▶ **DATA EXCERPTS**:
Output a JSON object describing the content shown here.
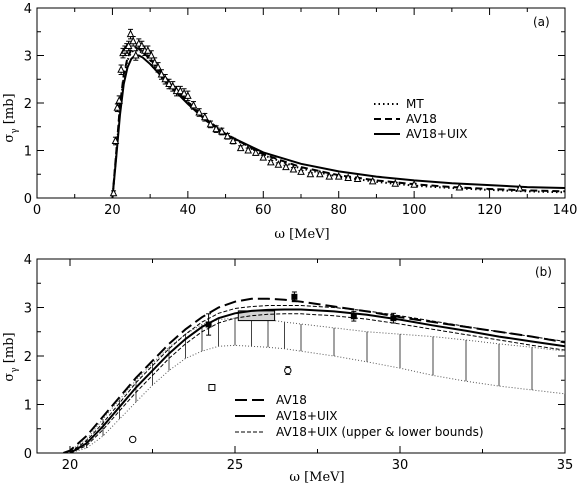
{
  "chart_data": [
    {
      "type": "line",
      "panel_label": "(a)",
      "xlabel": "ω [MeV]",
      "ylabel": "σγ [mb]",
      "ylabel_main": "σ",
      "ylabel_sub": "γ",
      "ylabel_rest": " [mb]",
      "xlim": [
        0,
        140
      ],
      "ylim": [
        0,
        4
      ],
      "xticks": [
        0,
        20,
        40,
        60,
        80,
        100,
        120,
        140
      ],
      "yticks": [
        0,
        1,
        2,
        3,
        4
      ],
      "legend_position": "right",
      "series": [
        {
          "name": "MT",
          "style": "dotted",
          "x": [
            20,
            21,
            22,
            23,
            24,
            25,
            26,
            27,
            28,
            30,
            32,
            35,
            40,
            45,
            50,
            60,
            70,
            80,
            90,
            100,
            110,
            120,
            130,
            140
          ],
          "y": [
            0,
            0.9,
            1.9,
            2.55,
            2.9,
            3.07,
            3.12,
            3.1,
            3.05,
            2.9,
            2.72,
            2.45,
            2.03,
            1.65,
            1.34,
            0.9,
            0.62,
            0.45,
            0.34,
            0.26,
            0.21,
            0.17,
            0.14,
            0.12
          ]
        },
        {
          "name": "AV18",
          "style": "dashed",
          "x": [
            20,
            21,
            22,
            23,
            24,
            25,
            26,
            27,
            28,
            30,
            32,
            35,
            40,
            45,
            50,
            60,
            70,
            80,
            90,
            100,
            110,
            120,
            130,
            140
          ],
          "y": [
            0,
            0.95,
            1.95,
            2.6,
            2.95,
            3.12,
            3.17,
            3.14,
            3.08,
            2.92,
            2.73,
            2.45,
            2.02,
            1.65,
            1.35,
            0.92,
            0.65,
            0.48,
            0.37,
            0.29,
            0.23,
            0.19,
            0.16,
            0.14
          ]
        },
        {
          "name": "AV18+UIX",
          "style": "solid",
          "x": [
            20,
            21,
            22,
            23,
            24,
            25,
            26,
            27,
            28,
            30,
            32,
            35,
            40,
            45,
            50,
            60,
            70,
            80,
            90,
            100,
            110,
            120,
            130,
            140
          ],
          "y": [
            0,
            0.85,
            1.75,
            2.4,
            2.75,
            2.93,
            3.0,
            3.0,
            2.96,
            2.82,
            2.65,
            2.38,
            1.98,
            1.62,
            1.34,
            0.96,
            0.72,
            0.56,
            0.45,
            0.37,
            0.31,
            0.27,
            0.23,
            0.21
          ]
        }
      ],
      "data_points": {
        "marker": "open-triangle",
        "x": [
          20.3,
          20.8,
          21.3,
          21.8,
          22.3,
          22.8,
          23.3,
          23.8,
          24.3,
          24.8,
          25.5,
          26.2,
          27,
          27.8,
          28.6,
          29.4,
          30.3,
          31.2,
          32.1,
          33,
          34,
          35,
          36,
          37,
          38,
          39,
          40,
          41.5,
          43,
          44.5,
          46,
          47.5,
          49,
          50.5,
          52,
          54,
          56,
          58,
          60,
          62,
          64,
          66,
          68,
          70,
          72.5,
          75,
          77.5,
          80,
          82.5,
          85,
          89,
          95,
          100,
          112,
          128
        ],
        "y": [
          0.1,
          1.2,
          1.9,
          2.05,
          2.7,
          3.05,
          3.1,
          3.15,
          3.2,
          3.45,
          3.3,
          3.0,
          3.25,
          3.2,
          3.1,
          3.1,
          3.0,
          2.85,
          2.75,
          2.6,
          2.5,
          2.4,
          2.35,
          2.25,
          2.25,
          2.2,
          2.15,
          1.95,
          1.8,
          1.7,
          1.55,
          1.45,
          1.4,
          1.3,
          1.2,
          1.05,
          1.0,
          0.95,
          0.85,
          0.75,
          0.7,
          0.65,
          0.6,
          0.55,
          0.5,
          0.5,
          0.45,
          0.45,
          0.42,
          0.4,
          0.35,
          0.3,
          0.28,
          0.22,
          0.2
        ],
        "err": [
          0.05,
          0.08,
          0.08,
          0.1,
          0.1,
          0.1,
          0.1,
          0.1,
          0.1,
          0.1,
          0.1,
          0.1,
          0.1,
          0.1,
          0.1,
          0.1,
          0.1,
          0.1,
          0.1,
          0.1,
          0.1,
          0.1,
          0.1,
          0.1,
          0.1,
          0.1,
          0.1,
          0.08,
          0.08,
          0.08,
          0.07,
          0.07,
          0.07,
          0.06,
          0.06,
          0.05,
          0.05,
          0.05,
          0.05,
          0.04,
          0.04,
          0.04,
          0.04,
          0.03,
          0.03,
          0.03,
          0.03,
          0.03,
          0.03,
          0.03,
          0.03,
          0.03,
          0.03,
          0.02,
          0.02
        ]
      }
    },
    {
      "type": "line",
      "panel_label": "(b)",
      "xlabel": "ω [MeV]",
      "ylabel": "σγ [mb]",
      "ylabel_main": "σ",
      "ylabel_sub": "γ",
      "ylabel_rest": " [mb]",
      "xlim": [
        19,
        35
      ],
      "ylim": [
        0,
        4
      ],
      "xticks": [
        20,
        25,
        30,
        35
      ],
      "yticks": [
        0,
        1,
        2,
        3,
        4
      ],
      "legend_position": "bottom-left",
      "series": [
        {
          "name": "AV18",
          "style": "long-dashed",
          "x": [
            19.8,
            20,
            20.5,
            21,
            21.5,
            22,
            22.5,
            23,
            23.5,
            24,
            24.5,
            25,
            25.5,
            26,
            26.5,
            27,
            28,
            29,
            30,
            31,
            32,
            33,
            34,
            35
          ],
          "y": [
            0,
            0.05,
            0.35,
            0.75,
            1.15,
            1.55,
            1.9,
            2.25,
            2.55,
            2.8,
            3.0,
            3.12,
            3.18,
            3.18,
            3.16,
            3.12,
            3.02,
            2.92,
            2.8,
            2.7,
            2.6,
            2.5,
            2.4,
            2.28
          ]
        },
        {
          "name": "AV18+UIX",
          "style": "solid",
          "x": [
            20,
            20.5,
            21,
            21.5,
            22,
            22.5,
            23,
            23.5,
            24,
            24.5,
            25,
            25.5,
            26,
            26.5,
            27,
            28,
            29,
            30,
            31,
            32,
            33,
            34,
            35
          ],
          "y": [
            0,
            0.2,
            0.55,
            0.95,
            1.35,
            1.7,
            2.05,
            2.35,
            2.6,
            2.78,
            2.88,
            2.93,
            2.95,
            2.96,
            2.96,
            2.92,
            2.85,
            2.75,
            2.63,
            2.52,
            2.4,
            2.3,
            2.2
          ]
        },
        {
          "name": "AV18+UIX (upper & lower bounds)",
          "style": "thin-dashed",
          "x": [
            20,
            20.5,
            21,
            21.5,
            22,
            22.5,
            23,
            23.5,
            24,
            24.5,
            25,
            25.5,
            26,
            26.5,
            27,
            28,
            29,
            30,
            31,
            32,
            33,
            34,
            35
          ],
          "y": [
            0.02,
            0.25,
            0.62,
            1.03,
            1.45,
            1.8,
            2.15,
            2.45,
            2.7,
            2.88,
            2.98,
            3.02,
            3.04,
            3.04,
            3.04,
            3.0,
            2.93,
            2.83,
            2.72,
            2.61,
            2.5,
            2.4,
            2.3
          ],
          "y_lower": [
            0,
            0.15,
            0.48,
            0.87,
            1.25,
            1.6,
            1.95,
            2.25,
            2.5,
            2.68,
            2.78,
            2.83,
            2.86,
            2.87,
            2.87,
            2.83,
            2.76,
            2.66,
            2.55,
            2.44,
            2.33,
            2.22,
            2.12
          ]
        }
      ],
      "error_band": {
        "style": "vertical-hatch",
        "x": [
          20.0,
          20.5,
          21.0,
          21.5,
          22.0,
          22.5,
          23.0,
          23.5,
          24.0,
          24.5,
          25.0,
          25.5,
          26.0,
          26.5,
          27.0,
          28.0,
          29.0,
          30.0,
          31.0,
          32.0,
          33.0,
          34.0,
          35.0
        ],
        "upper": [
          0.05,
          0.28,
          0.7,
          1.1,
          1.5,
          1.85,
          2.18,
          2.45,
          2.65,
          2.75,
          2.78,
          2.78,
          2.75,
          2.7,
          2.66,
          2.58,
          2.5,
          2.45,
          2.4,
          2.33,
          2.25,
          2.18,
          2.1
        ],
        "lower": [
          0.0,
          0.1,
          0.35,
          0.7,
          1.05,
          1.4,
          1.7,
          1.95,
          2.1,
          2.2,
          2.22,
          2.2,
          2.18,
          2.15,
          2.1,
          2.0,
          1.88,
          1.75,
          1.6,
          1.48,
          1.38,
          1.3,
          1.22
        ]
      },
      "shaded_box": {
        "x": [
          25.1,
          26.2
        ],
        "y": [
          2.73,
          2.93
        ]
      },
      "data_points": [
        {
          "marker": "filled-square",
          "x": [
            24.2,
            26.8,
            28.6,
            29.8
          ],
          "y": [
            2.65,
            3.22,
            2.82,
            2.78
          ],
          "err": [
            0.22,
            0.1,
            0.1,
            0.1
          ]
        },
        {
          "marker": "open-square",
          "x": [
            24.3
          ],
          "y": [
            1.35
          ],
          "err": [
            0.05
          ]
        },
        {
          "marker": "open-circle",
          "x": [
            21.9,
            26.6
          ],
          "y": [
            0.28,
            1.7
          ],
          "err": [
            0.04,
            0.08
          ]
        }
      ]
    }
  ],
  "colors": {
    "ink": "#000000",
    "band": "#888888",
    "box_fill": "#d4d4d4",
    "background": "#ffffff"
  }
}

▶ **TASK TO CARRY OUT**:
From the entries, report each line that includes the word "style".

▶ **RESPONSE FOR THIS EXERCISE**:
          "style": "dotted",
          "style": "dashed",
          "style": "solid",
          "style": "long-dashed",
          "style": "solid",
          "style": "thin-dashed",
        "style": "vertical-hatch",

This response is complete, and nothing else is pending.